## Start

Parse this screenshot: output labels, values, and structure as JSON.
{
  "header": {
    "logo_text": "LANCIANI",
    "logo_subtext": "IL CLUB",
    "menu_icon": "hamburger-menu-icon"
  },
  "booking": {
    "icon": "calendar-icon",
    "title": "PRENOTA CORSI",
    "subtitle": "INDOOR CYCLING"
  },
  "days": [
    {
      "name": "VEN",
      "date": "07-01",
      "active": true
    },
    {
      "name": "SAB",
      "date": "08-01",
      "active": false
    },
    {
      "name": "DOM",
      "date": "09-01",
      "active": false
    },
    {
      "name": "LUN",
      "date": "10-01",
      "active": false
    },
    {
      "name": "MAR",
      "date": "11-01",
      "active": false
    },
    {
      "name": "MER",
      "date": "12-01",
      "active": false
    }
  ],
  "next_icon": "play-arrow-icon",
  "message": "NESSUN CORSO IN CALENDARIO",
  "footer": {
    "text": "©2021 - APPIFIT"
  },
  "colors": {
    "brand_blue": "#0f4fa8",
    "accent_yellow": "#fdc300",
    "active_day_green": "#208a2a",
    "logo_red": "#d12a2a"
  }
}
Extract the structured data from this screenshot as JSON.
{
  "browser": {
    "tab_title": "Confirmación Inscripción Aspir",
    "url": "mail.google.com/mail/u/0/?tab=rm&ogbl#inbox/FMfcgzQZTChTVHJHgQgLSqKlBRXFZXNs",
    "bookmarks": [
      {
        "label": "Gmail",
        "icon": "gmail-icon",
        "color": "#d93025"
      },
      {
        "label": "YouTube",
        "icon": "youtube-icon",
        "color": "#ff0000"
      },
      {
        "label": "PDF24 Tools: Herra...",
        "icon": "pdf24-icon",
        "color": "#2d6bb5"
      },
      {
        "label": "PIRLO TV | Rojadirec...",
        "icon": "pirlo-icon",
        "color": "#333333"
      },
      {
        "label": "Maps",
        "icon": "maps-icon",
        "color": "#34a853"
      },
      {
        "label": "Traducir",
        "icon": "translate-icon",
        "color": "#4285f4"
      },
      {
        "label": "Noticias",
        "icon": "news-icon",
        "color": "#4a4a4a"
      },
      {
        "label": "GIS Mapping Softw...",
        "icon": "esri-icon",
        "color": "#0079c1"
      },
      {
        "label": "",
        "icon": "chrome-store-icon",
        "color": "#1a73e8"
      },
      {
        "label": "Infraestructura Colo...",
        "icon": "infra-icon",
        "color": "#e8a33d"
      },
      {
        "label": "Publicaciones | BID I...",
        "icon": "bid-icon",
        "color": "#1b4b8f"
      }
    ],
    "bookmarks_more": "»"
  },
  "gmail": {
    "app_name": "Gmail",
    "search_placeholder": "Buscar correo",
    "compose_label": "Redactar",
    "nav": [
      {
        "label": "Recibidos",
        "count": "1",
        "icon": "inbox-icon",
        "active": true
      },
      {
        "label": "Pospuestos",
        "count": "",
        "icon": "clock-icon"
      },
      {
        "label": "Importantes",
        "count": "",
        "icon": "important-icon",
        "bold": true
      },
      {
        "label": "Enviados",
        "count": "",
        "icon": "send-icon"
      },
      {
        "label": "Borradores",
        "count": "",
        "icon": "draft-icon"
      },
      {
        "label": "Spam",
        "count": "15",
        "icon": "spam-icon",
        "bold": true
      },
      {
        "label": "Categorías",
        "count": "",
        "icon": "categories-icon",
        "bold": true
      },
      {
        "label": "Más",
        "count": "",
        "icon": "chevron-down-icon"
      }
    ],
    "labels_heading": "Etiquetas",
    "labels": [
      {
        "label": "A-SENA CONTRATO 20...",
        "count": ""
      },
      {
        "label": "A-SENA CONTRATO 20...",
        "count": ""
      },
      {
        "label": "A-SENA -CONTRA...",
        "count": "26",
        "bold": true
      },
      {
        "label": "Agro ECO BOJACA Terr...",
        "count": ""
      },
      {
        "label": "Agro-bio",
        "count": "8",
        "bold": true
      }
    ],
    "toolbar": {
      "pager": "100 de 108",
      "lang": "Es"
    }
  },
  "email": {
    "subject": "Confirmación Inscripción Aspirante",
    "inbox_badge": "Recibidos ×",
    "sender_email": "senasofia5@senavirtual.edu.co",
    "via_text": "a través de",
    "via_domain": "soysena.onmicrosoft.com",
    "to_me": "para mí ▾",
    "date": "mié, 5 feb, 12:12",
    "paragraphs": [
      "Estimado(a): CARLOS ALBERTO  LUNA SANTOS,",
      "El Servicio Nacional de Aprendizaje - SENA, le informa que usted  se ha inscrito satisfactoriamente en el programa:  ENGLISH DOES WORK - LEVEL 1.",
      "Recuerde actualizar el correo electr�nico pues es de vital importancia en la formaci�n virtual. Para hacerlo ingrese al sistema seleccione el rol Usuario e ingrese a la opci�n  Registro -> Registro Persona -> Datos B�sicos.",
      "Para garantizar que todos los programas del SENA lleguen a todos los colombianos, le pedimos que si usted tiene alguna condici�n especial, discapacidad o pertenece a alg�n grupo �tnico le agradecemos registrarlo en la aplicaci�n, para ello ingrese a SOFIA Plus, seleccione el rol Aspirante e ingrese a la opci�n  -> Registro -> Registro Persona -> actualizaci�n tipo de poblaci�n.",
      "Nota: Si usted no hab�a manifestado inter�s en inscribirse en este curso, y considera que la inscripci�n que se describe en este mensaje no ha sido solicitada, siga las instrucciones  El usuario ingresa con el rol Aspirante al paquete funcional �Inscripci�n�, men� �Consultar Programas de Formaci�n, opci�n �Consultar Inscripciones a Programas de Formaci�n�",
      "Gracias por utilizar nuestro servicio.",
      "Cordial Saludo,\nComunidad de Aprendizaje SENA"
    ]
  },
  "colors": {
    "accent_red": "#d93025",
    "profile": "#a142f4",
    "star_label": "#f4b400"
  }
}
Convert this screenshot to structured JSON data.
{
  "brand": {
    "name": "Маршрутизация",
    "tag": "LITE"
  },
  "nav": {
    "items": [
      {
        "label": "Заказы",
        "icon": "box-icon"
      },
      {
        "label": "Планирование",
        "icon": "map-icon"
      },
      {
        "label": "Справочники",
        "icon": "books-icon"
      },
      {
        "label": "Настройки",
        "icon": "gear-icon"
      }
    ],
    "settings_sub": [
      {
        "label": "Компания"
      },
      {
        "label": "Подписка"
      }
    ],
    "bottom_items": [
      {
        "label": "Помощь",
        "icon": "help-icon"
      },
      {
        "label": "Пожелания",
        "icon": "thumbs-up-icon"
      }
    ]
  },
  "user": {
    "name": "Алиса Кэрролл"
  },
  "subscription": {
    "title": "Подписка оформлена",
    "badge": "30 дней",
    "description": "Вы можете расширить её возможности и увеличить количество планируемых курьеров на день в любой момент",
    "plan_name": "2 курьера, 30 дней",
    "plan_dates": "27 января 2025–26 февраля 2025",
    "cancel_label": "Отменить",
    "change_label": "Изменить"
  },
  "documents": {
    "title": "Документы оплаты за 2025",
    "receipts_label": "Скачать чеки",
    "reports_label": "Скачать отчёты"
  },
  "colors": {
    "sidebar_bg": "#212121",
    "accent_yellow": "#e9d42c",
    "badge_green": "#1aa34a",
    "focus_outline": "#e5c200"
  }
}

## End

▶ Exercise
Reproduce the full listing above, character for character.

▶ Correct response
Parse this screenshot: output labels, values, and structure as JSON.
{
  "header": {
    "logo_text": "LANCIANI",
    "logo_subtext": "IL CLUB",
    "menu_icon": "hamburger-menu-icon"
  },
  "booking": {
    "icon": "calendar-icon",
    "title": "PRENOTA CORSI",
    "subtitle": "INDOOR CYCLING"
  },
  "days": [
    {
      "name": "VEN",
      "date": "07-01",
      "active": true
    },
    {
      "name": "SAB",
      "date": "08-01",
      "active": false
    },
    {
      "name": "DOM",
      "date": "09-01",
      "active": false
    },
    {
      "name": "LUN",
      "date": "10-01",
      "active": false
    },
    {
      "name": "MAR",
      "date": "11-01",
      "active": false
    },
    {
      "name": "MER",
      "date": "12-01",
      "active": false
    }
  ],
  "next_icon": "play-arrow-icon",
  "message": "NESSUN CORSO IN CALENDARIO",
  "footer": {
    "text": "©2021 - APPIFIT"
  },
  "colors": {
    "brand_blue": "#0f4fa8",
    "accent_yellow": "#fdc300",
    "active_day_green": "#208a2a",
    "logo_red": "#d12a2a"
  }
}
Extract the structured data from this screenshot as JSON.
{
  "browser": {
    "tab_title": "Confirmación Inscripción Aspir",
    "url": "mail.google.com/mail/u/0/?tab=rm&ogbl#inbox/FMfcgzQZTChTVHJHgQgLSqKlBRXFZXNs",
    "bookmarks": [
      {
        "label": "Gmail",
        "icon": "gmail-icon",
        "color": "#d93025"
      },
      {
        "label": "YouTube",
        "icon": "youtube-icon",
        "color": "#ff0000"
      },
      {
        "label": "PDF24 Tools: Herra...",
        "icon": "pdf24-icon",
        "color": "#2d6bb5"
      },
      {
        "label": "PIRLO TV | Rojadirec...",
        "icon": "pirlo-icon",
        "color": "#333333"
      },
      {
        "label": "Maps",
        "icon": "maps-icon",
        "color": "#34a853"
      },
      {
        "label": "Traducir",
        "icon": "translate-icon",
        "color": "#4285f4"
      },
      {
        "label": "Noticias",
        "icon": "news-icon",
        "color": "#4a4a4a"
      },
      {
        "label": "GIS Mapping Softw...",
        "icon": "esri-icon",
        "color": "#0079c1"
      },
      {
        "label": "",
        "icon": "chrome-store-icon",
        "color": "#1a73e8"
      },
      {
        "label": "Infraestructura Colo...",
        "icon": "infra-icon",
        "color": "#e8a33d"
      },
      {
        "label": "Publicaciones | BID I...",
        "icon": "bid-icon",
        "color": "#1b4b8f"
      }
    ],
    "bookmarks_more": "»"
  },
  "gmail": {
    "app_name": "Gmail",
    "search_placeholder": "Buscar correo",
    "compose_label": "Redactar",
    "nav": [
      {
        "label": "Recibidos",
        "count": "1",
        "icon": "inbox-icon",
        "active": true
      },
      {
        "label": "Pospuestos",
        "count": "",
        "icon": "clock-icon"
      },
      {
        "label": "Importantes",
        "count": "",
        "icon": "important-icon",
        "bold": true
      },
      {
        "label": "Enviados",
        "count": "",
        "icon": "send-icon"
      },
      {
        "label": "Borradores",
        "count": "",
        "icon": "draft-icon"
      },
      {
        "label": "Spam",
        "count": "15",
        "icon": "spam-icon",
        "bold": true
      },
      {
        "label": "Categorías",
        "count": "",
        "icon": "categories-icon",
        "bold": true
      },
      {
        "label": "Más",
        "count": "",
        "icon": "chevron-down-icon"
      }
    ],
    "labels_heading": "Etiquetas",
    "labels": [
      {
        "label": "A-SENA CONTRATO 20...",
        "count": ""
      },
      {
        "label": "A-SENA CONTRATO 20...",
        "count": ""
      },
      {
        "label": "A-SENA -CONTRA...",
        "count": "26",
        "bold": true
      },
      {
        "label": "Agro ECO BOJACA Terr...",
        "count": ""
      },
      {
        "label": "Agro-bio",
        "count": "8",
        "bold": true
      }
    ],
    "toolbar": {
      "pager": "100 de 108",
      "lang": "Es"
    }
  },
  "email": {
    "subject": "Confirmación Inscripción Aspirante",
    "inbox_badge": "Recibidos ×",
    "sender_email": "senasofia5@senavirtual.edu.co",
    "via_text": "a través de",
    "via_domain": "soysena.onmicrosoft.com",
    "to_me": "para mí ▾",
    "date": "mié, 5 feb, 12:12",
    "paragraphs": [
      "Estimado(a): CARLOS ALBERTO  LUNA SANTOS,",
      "El Servicio Nacional de Aprendizaje - SENA, le informa que usted  se ha inscrito satisfactoriamente en el programa:  ENGLISH DOES WORK - LEVEL 1.",
      "Recuerde actualizar el correo electr�nico pues es de vital importancia en la formaci�n virtual. Para hacerlo ingrese al sistema seleccione el rol Usuario e ingrese a la opci�n  Registro -> Registro Persona -> Datos B�sicos.",
      "Para garantizar que todos los programas del SENA lleguen a todos los colombianos, le pedimos que si usted tiene alguna condici�n especial, discapacidad o pertenece a alg�n grupo �tnico le agradecemos registrarlo en la aplicaci�n, para ello ingrese a SOFIA Plus, seleccione el rol Aspirante e ingrese a la opci�n  -> Registro -> Registro Persona -> actualizaci�n tipo de poblaci�n.",
      "Nota: Si usted no hab�a manifestado inter�s en inscribirse en este curso, y considera que la inscripci�n que se describe en este mensaje no ha sido solicitada, siga las instrucciones  El usuario ingresa con el rol Aspirante al paquete funcional �Inscripci�n�, men� �Consultar Programas de Formaci�n, opci�n �Consultar Inscripciones a Programas de Formaci�n�",
      "Gracias por utilizar nuestro servicio.",
      "Cordial Saludo,\nComunidad de Aprendizaje SENA"
    ]
  },
  "colors": {
    "accent_red": "#d93025",
    "profile": "#a142f4",
    "star_label": "#f4b400"
  }
}
Convert this screenshot to structured JSON data.
{
  "brand": {
    "name": "Маршрутизация",
    "tag": "LITE"
  },
  "nav": {
    "items": [
      {
        "label": "Заказы",
        "icon": "box-icon"
      },
      {
        "label": "Планирование",
        "icon": "map-icon"
      },
      {
        "label": "Справочники",
        "icon": "books-icon"
      },
      {
        "label": "Настройки",
        "icon": "gear-icon"
      }
    ],
    "settings_sub": [
      {
        "label": "Компания"
      },
      {
        "label": "Подписка"
      }
    ],
    "bottom_items": [
      {
        "label": "Помощь",
        "icon": "help-icon"
      },
      {
        "label": "Пожелания",
        "icon": "thumbs-up-icon"
      }
    ]
  },
  "user": {
    "name": "Алиса Кэрролл"
  },
  "subscription": {
    "title": "Подписка оформлена",
    "badge": "30 дней",
    "description": "Вы можете расширить её возможности и увеличить количество планируемых курьеров на день в любой момент",
    "plan_name": "2 курьера, 30 дней",
    "plan_dates": "27 января 2025–26 февраля 2025",
    "cancel_label": "Отменить",
    "change_label": "Изменить"
  },
  "documents": {
    "title": "Документы оплаты за 2025",
    "receipts_label": "Скачать чеки",
    "reports_label": "Скачать отчёты"
  },
  "colors": {
    "sidebar_bg": "#212121",
    "accent_yellow": "#e9d42c",
    "badge_green": "#1aa34a",
    "focus_outline": "#e5c200"
  }
}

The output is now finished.